- **SET PROBLEM**
Identify every line in the records below that contains the word "拉大框架", and copy each of those lines.

- **RECORDS SUPPLIED**
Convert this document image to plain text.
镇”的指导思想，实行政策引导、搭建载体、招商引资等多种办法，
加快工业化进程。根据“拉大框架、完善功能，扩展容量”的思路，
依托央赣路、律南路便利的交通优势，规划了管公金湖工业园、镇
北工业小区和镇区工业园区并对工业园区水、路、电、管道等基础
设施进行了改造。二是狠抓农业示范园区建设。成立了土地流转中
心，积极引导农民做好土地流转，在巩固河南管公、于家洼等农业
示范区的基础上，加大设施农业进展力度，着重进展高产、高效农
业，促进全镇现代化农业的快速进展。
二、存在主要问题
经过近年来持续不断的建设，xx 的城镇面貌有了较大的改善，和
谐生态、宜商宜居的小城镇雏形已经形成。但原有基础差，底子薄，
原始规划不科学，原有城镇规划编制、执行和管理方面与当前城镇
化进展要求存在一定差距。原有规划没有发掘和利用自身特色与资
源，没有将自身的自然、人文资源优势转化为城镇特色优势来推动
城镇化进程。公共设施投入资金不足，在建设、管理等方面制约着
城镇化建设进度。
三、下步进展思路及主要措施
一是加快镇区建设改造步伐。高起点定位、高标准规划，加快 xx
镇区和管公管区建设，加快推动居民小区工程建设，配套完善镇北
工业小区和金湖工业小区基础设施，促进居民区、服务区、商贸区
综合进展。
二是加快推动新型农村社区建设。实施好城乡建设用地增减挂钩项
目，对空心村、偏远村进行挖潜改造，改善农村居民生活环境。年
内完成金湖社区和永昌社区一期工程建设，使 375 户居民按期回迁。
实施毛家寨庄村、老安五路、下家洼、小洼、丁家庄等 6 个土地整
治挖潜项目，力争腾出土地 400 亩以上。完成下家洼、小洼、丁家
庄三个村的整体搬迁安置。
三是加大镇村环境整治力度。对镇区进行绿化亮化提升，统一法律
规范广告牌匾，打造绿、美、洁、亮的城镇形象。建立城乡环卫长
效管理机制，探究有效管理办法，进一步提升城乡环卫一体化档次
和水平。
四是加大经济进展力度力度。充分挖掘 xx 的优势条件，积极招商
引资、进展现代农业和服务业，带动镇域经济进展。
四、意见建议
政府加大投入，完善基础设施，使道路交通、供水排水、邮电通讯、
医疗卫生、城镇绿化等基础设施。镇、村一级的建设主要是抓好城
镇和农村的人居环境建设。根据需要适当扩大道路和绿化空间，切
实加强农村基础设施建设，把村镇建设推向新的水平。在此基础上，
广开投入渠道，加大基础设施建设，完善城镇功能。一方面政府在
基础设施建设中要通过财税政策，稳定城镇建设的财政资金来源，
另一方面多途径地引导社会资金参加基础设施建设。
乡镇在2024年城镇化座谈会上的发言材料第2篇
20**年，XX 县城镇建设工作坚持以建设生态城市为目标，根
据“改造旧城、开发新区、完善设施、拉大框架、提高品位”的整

- **THE OUTPUT**
加快工业化进程。根据“拉大框架、完善功能，扩展容量”的思路，
据“改造旧城、开发新区、完善设施、拉大框架、提高品位”的整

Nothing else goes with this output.